Required task: Return the data exactly, with all pictures removed.

Supplied entries:
* * * * * * *

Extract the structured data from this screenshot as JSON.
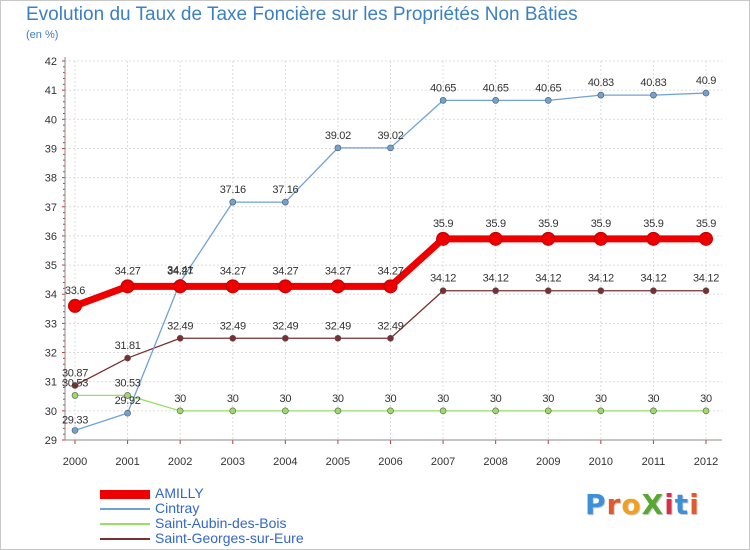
{
  "title": "Evolution du Taux de Taxe Foncière sur les Propriétés Non Bâties",
  "unit": "(en %)",
  "logo": {
    "text": "ProXiti",
    "colors": [
      "#3d8fd8",
      "#e05a2b",
      "#f0a020",
      "#5aa832",
      "#d8304a",
      "#3d8fd8",
      "#e05a2b"
    ]
  },
  "chart_data": {
    "type": "line",
    "title": "Evolution du Taux de Taxe Foncière sur les Propriétés Non Bâties",
    "ylabel": "(en %)",
    "xlabel": "",
    "ylim": [
      29,
      42
    ],
    "yticks": [
      "29",
      "30",
      "31",
      "32",
      "33",
      "34",
      "35",
      "36",
      "37",
      "38",
      "39",
      "40",
      "41",
      "42"
    ],
    "x": [
      "2000",
      "2001",
      "2002",
      "2003",
      "2004",
      "2005",
      "2006",
      "2007",
      "2008",
      "2009",
      "2010",
      "2011",
      "2012"
    ],
    "grid": true,
    "legend": "bottom-left",
    "series": [
      {
        "name": "AMILLY",
        "color": "#ee0000",
        "thick": true,
        "values": [
          33.6,
          34.27,
          34.27,
          34.27,
          34.27,
          34.27,
          34.27,
          35.9,
          35.9,
          35.9,
          35.9,
          35.9,
          35.9
        ],
        "labels": [
          "33.6",
          "34.27",
          "34.27",
          "34.27",
          "34.27",
          "34.27",
          "34.27",
          "35.9",
          "35.9",
          "35.9",
          "35.9",
          "35.9",
          "35.9"
        ]
      },
      {
        "name": "Cintray",
        "color": "#6fa3d6",
        "thick": false,
        "values": [
          29.33,
          29.92,
          34.41,
          37.16,
          37.16,
          39.02,
          39.02,
          40.65,
          40.65,
          40.65,
          40.83,
          40.83,
          40.9
        ],
        "labels": [
          "29.33",
          "29.92",
          "34.41",
          "37.16",
          "37.16",
          "39.02",
          "39.02",
          "40.65",
          "40.65",
          "40.65",
          "40.83",
          "40.83",
          "40.9"
        ]
      },
      {
        "name": "Saint-Aubin-des-Bois",
        "color": "#99dd66",
        "thick": false,
        "values": [
          30.53,
          30.53,
          30.0,
          30.0,
          30.0,
          30.0,
          30.0,
          30.0,
          30.0,
          30.0,
          30.0,
          30.0,
          30.0
        ],
        "labels": [
          "30.53",
          "30.53",
          "30",
          "30",
          "30",
          "30",
          "30",
          "30",
          "30",
          "30",
          "30",
          "30",
          "30"
        ]
      },
      {
        "name": "Saint-Georges-sur-Eure",
        "color": "#7a3030",
        "thick": false,
        "values": [
          30.87,
          31.81,
          32.49,
          32.49,
          32.49,
          32.49,
          32.49,
          34.12,
          34.12,
          34.12,
          34.12,
          34.12,
          34.12
        ],
        "labels": [
          "30.87",
          "31.81",
          "32.49",
          "32.49",
          "32.49",
          "32.49",
          "32.49",
          "34.12",
          "34.12",
          "34.12",
          "34.12",
          "34.12",
          "34.12"
        ]
      }
    ]
  }
}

* * * * * * *

Response:
Extract the structured data from this screenshot as JSON.
{
  "title": "Evolution du Taux de Taxe Foncière sur les Propriétés Non Bâties",
  "unit": "(en %)",
  "logo": {
    "text": "ProXiti",
    "colors": [
      "#3d8fd8",
      "#e05a2b",
      "#f0a020",
      "#5aa832",
      "#d8304a",
      "#3d8fd8",
      "#e05a2b"
    ]
  },
  "chart_data": {
    "type": "line",
    "title": "Evolution du Taux de Taxe Foncière sur les Propriétés Non Bâties",
    "ylabel": "(en %)",
    "xlabel": "",
    "ylim": [
      29,
      42
    ],
    "yticks": [
      "29",
      "30",
      "31",
      "32",
      "33",
      "34",
      "35",
      "36",
      "37",
      "38",
      "39",
      "40",
      "41",
      "42"
    ],
    "x": [
      "2000",
      "2001",
      "2002",
      "2003",
      "2004",
      "2005",
      "2006",
      "2007",
      "2008",
      "2009",
      "2010",
      "2011",
      "2012"
    ],
    "grid": true,
    "legend": "bottom-left",
    "series": [
      {
        "name": "AMILLY",
        "color": "#ee0000",
        "thick": true,
        "values": [
          33.6,
          34.27,
          34.27,
          34.27,
          34.27,
          34.27,
          34.27,
          35.9,
          35.9,
          35.9,
          35.9,
          35.9,
          35.9
        ],
        "labels": [
          "33.6",
          "34.27",
          "34.27",
          "34.27",
          "34.27",
          "34.27",
          "34.27",
          "35.9",
          "35.9",
          "35.9",
          "35.9",
          "35.9",
          "35.9"
        ]
      },
      {
        "name": "Cintray",
        "color": "#6fa3d6",
        "thick": false,
        "values": [
          29.33,
          29.92,
          34.41,
          37.16,
          37.16,
          39.02,
          39.02,
          40.65,
          40.65,
          40.65,
          40.83,
          40.83,
          40.9
        ],
        "labels": [
          "29.33",
          "29.92",
          "34.41",
          "37.16",
          "37.16",
          "39.02",
          "39.02",
          "40.65",
          "40.65",
          "40.65",
          "40.83",
          "40.83",
          "40.9"
        ]
      },
      {
        "name": "Saint-Aubin-des-Bois",
        "color": "#99dd66",
        "thick": false,
        "values": [
          30.53,
          30.53,
          30.0,
          30.0,
          30.0,
          30.0,
          30.0,
          30.0,
          30.0,
          30.0,
          30.0,
          30.0,
          30.0
        ],
        "labels": [
          "30.53",
          "30.53",
          "30",
          "30",
          "30",
          "30",
          "30",
          "30",
          "30",
          "30",
          "30",
          "30",
          "30"
        ]
      },
      {
        "name": "Saint-Georges-sur-Eure",
        "color": "#7a3030",
        "thick": false,
        "values": [
          30.87,
          31.81,
          32.49,
          32.49,
          32.49,
          32.49,
          32.49,
          34.12,
          34.12,
          34.12,
          34.12,
          34.12,
          34.12
        ],
        "labels": [
          "30.87",
          "31.81",
          "32.49",
          "32.49",
          "32.49",
          "32.49",
          "32.49",
          "34.12",
          "34.12",
          "34.12",
          "34.12",
          "34.12",
          "34.12"
        ]
      }
    ]
  }
}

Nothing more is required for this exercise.